**What you are asked to do:** Write out all of the data below again, changing every "bar-track" to "bar-background" and keeping everything else the same. Leave the pictures out of your answer.
:::
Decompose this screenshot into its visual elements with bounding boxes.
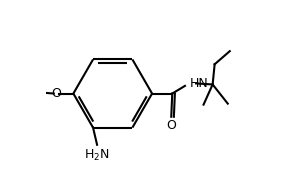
Text: O: O [51, 87, 61, 100]
Text: HN: HN [189, 77, 208, 90]
Text: H$_2$N: H$_2$N [84, 148, 110, 163]
Text: O: O [166, 119, 176, 132]
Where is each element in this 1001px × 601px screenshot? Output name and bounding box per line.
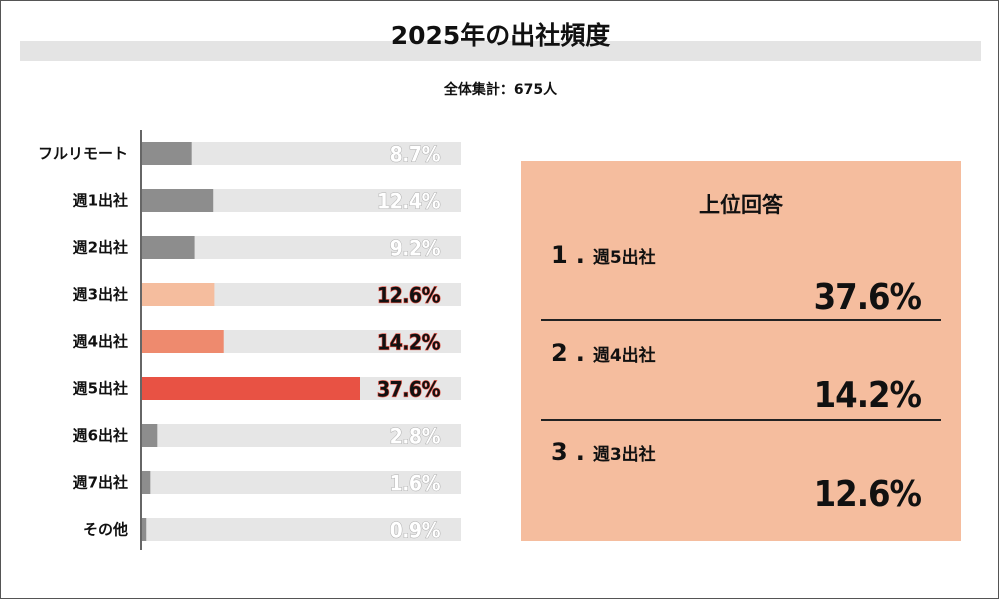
ranking-item-category: 週3出社 xyxy=(592,445,656,465)
ranking-item-3: 3. 週3出社 12.6% xyxy=(521,438,961,536)
bar-track xyxy=(141,142,461,165)
category-label: 週1出社 xyxy=(73,192,128,210)
bar-track xyxy=(141,236,461,259)
bar xyxy=(141,518,147,541)
category-label: 週5出社 xyxy=(73,380,128,398)
bar-track xyxy=(141,424,461,447)
ranking-title: 上位回答 xyxy=(699,193,783,217)
data-label: 2.8% xyxy=(390,425,441,449)
ranking-dot: . xyxy=(575,339,585,367)
ranking-item-category: 週5出社 xyxy=(592,248,656,268)
data-label: 1.6% xyxy=(390,472,441,496)
ranking-item-category: 週4出社 xyxy=(592,346,656,366)
bar xyxy=(141,283,215,306)
ranking-item-2: 2. 週4出社 14.2% xyxy=(521,339,961,437)
ranking-divider xyxy=(541,419,941,421)
ranking-item-label: 1. 週5出社 xyxy=(551,241,656,269)
ranking-item-rank: 2 xyxy=(551,339,568,367)
ranking-dot: . xyxy=(575,241,585,269)
bar xyxy=(141,377,360,400)
ranking-divider xyxy=(541,319,941,321)
data-label: 9.2% xyxy=(390,237,441,261)
category-label: フルリモート xyxy=(38,145,128,163)
ranking-item-value: 12.6% xyxy=(813,474,922,515)
chart-title: 2025年の出社頻度 xyxy=(390,21,611,50)
ranking-item-value: 37.6% xyxy=(813,277,922,318)
bar xyxy=(141,189,214,212)
ranking-item-1: 1. 週5出社 37.6% xyxy=(521,241,961,339)
data-label: 37.6% xyxy=(377,378,441,402)
bar xyxy=(141,330,224,353)
bar xyxy=(141,424,158,447)
ranking-dot: . xyxy=(575,438,585,466)
ranking-panel: 上位回答 1. 週5出社 37.6% 2. 週4出社 14.2% 3. 週3出社 12… xyxy=(521,161,961,541)
bar-track xyxy=(141,283,461,306)
ranking-item-rank: 1 xyxy=(551,241,568,269)
category-label: 週4出社 xyxy=(73,333,128,351)
ranking-item-value: 14.2% xyxy=(813,375,922,416)
chart-subtitle: 全体集計：675人 xyxy=(443,82,558,98)
data-label: 14.2% xyxy=(377,331,441,355)
bar xyxy=(141,471,151,494)
bar xyxy=(141,236,195,259)
bar-track xyxy=(141,189,461,212)
title-underline-bar xyxy=(20,41,981,61)
ranking-item-label: 3. 週3出社 xyxy=(551,438,656,466)
ranking-item-label: 2. 週4出社 xyxy=(551,339,656,367)
ranking-item-rank: 3 xyxy=(551,438,568,466)
category-label: その他 xyxy=(83,521,128,539)
bar-track xyxy=(141,471,461,494)
data-label: 8.7% xyxy=(390,143,441,167)
data-label: 0.9% xyxy=(390,519,441,543)
category-label: 週7出社 xyxy=(73,474,128,492)
bar xyxy=(141,142,192,165)
category-label: 週2出社 xyxy=(73,239,128,257)
bar-track xyxy=(141,518,461,541)
category-label: 週3出社 xyxy=(73,286,128,304)
category-label: 週6出社 xyxy=(73,427,128,445)
data-label: 12.4% xyxy=(377,190,441,214)
data-label: 12.6% xyxy=(377,284,441,308)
:::
**Result of this task:**
Decompose this screenshot into its visual elements with bounding boxes.
Text: O: O [51, 87, 61, 100]
Text: HN: HN [189, 77, 208, 90]
Text: H$_2$N: H$_2$N [84, 148, 110, 163]
Text: O: O [166, 119, 176, 132]
Where is each element in this 1001px × 601px screenshot? Output name and bounding box per line.
ranking-item-category: 週3出社 xyxy=(592,445,656,465)
ranking-item-3: 3. 週3出社 12.6% xyxy=(521,438,961,536)
bar-background xyxy=(141,142,461,165)
category-label: 週1出社 xyxy=(73,192,128,210)
bar-background xyxy=(141,236,461,259)
bar xyxy=(141,518,147,541)
category-label: 週5出社 xyxy=(73,380,128,398)
bar-background xyxy=(141,424,461,447)
ranking-title: 上位回答 xyxy=(699,193,783,217)
data-label: 2.8% xyxy=(390,425,441,449)
ranking-dot: . xyxy=(575,339,585,367)
ranking-item-category: 週5出社 xyxy=(592,248,656,268)
data-label: 1.6% xyxy=(390,472,441,496)
ranking-item-category: 週4出社 xyxy=(592,346,656,366)
bar xyxy=(141,283,215,306)
ranking-item-2: 2. 週4出社 14.2% xyxy=(521,339,961,437)
ranking-divider xyxy=(541,419,941,421)
ranking-item-label: 1. 週5出社 xyxy=(551,241,656,269)
ranking-item-rank: 2 xyxy=(551,339,568,367)
ranking-dot: . xyxy=(575,241,585,269)
bar xyxy=(141,377,360,400)
ranking-divider xyxy=(541,319,941,321)
data-label: 9.2% xyxy=(390,237,441,261)
category-label: フルリモート xyxy=(38,145,128,163)
ranking-item-value: 12.6% xyxy=(813,474,922,515)
chart-title: 2025年の出社頻度 xyxy=(390,21,611,50)
ranking-item-value: 37.6% xyxy=(813,277,922,318)
bar xyxy=(141,189,214,212)
ranking-item-1: 1. 週5出社 37.6% xyxy=(521,241,961,339)
data-label: 37.6% xyxy=(377,378,441,402)
bar xyxy=(141,330,224,353)
bar xyxy=(141,424,158,447)
ranking-dot: . xyxy=(575,438,585,466)
ranking-panel: 上位回答 1. 週5出社 37.6% 2. 週4出社 14.2% 3. 週3出社 12… xyxy=(521,161,961,541)
bar-background xyxy=(141,283,461,306)
ranking-item-rank: 1 xyxy=(551,241,568,269)
category-label: 週4出社 xyxy=(73,333,128,351)
ranking-item-value: 14.2% xyxy=(813,375,922,416)
chart-subtitle: 全体集計：675人 xyxy=(443,82,558,98)
data-label: 14.2% xyxy=(377,331,441,355)
bar xyxy=(141,471,151,494)
bar xyxy=(141,236,195,259)
bar-background xyxy=(141,189,461,212)
title-underline-bar xyxy=(20,41,981,61)
ranking-item-label: 3. 週3出社 xyxy=(551,438,656,466)
ranking-item-label: 2. 週4出社 xyxy=(551,339,656,367)
ranking-item-rank: 3 xyxy=(551,438,568,466)
category-label: その他 xyxy=(83,521,128,539)
bar-background xyxy=(141,471,461,494)
data-label: 8.7% xyxy=(390,143,441,167)
data-label: 0.9% xyxy=(390,519,441,543)
category-label: 週7出社 xyxy=(73,474,128,492)
bar xyxy=(141,142,192,165)
category-label: 週2出社 xyxy=(73,239,128,257)
bar-background xyxy=(141,518,461,541)
category-label: 週3出社 xyxy=(73,286,128,304)
category-label: 週6出社 xyxy=(73,427,128,445)
data-label: 12.4% xyxy=(377,190,441,214)
data-label: 12.6% xyxy=(377,284,441,308)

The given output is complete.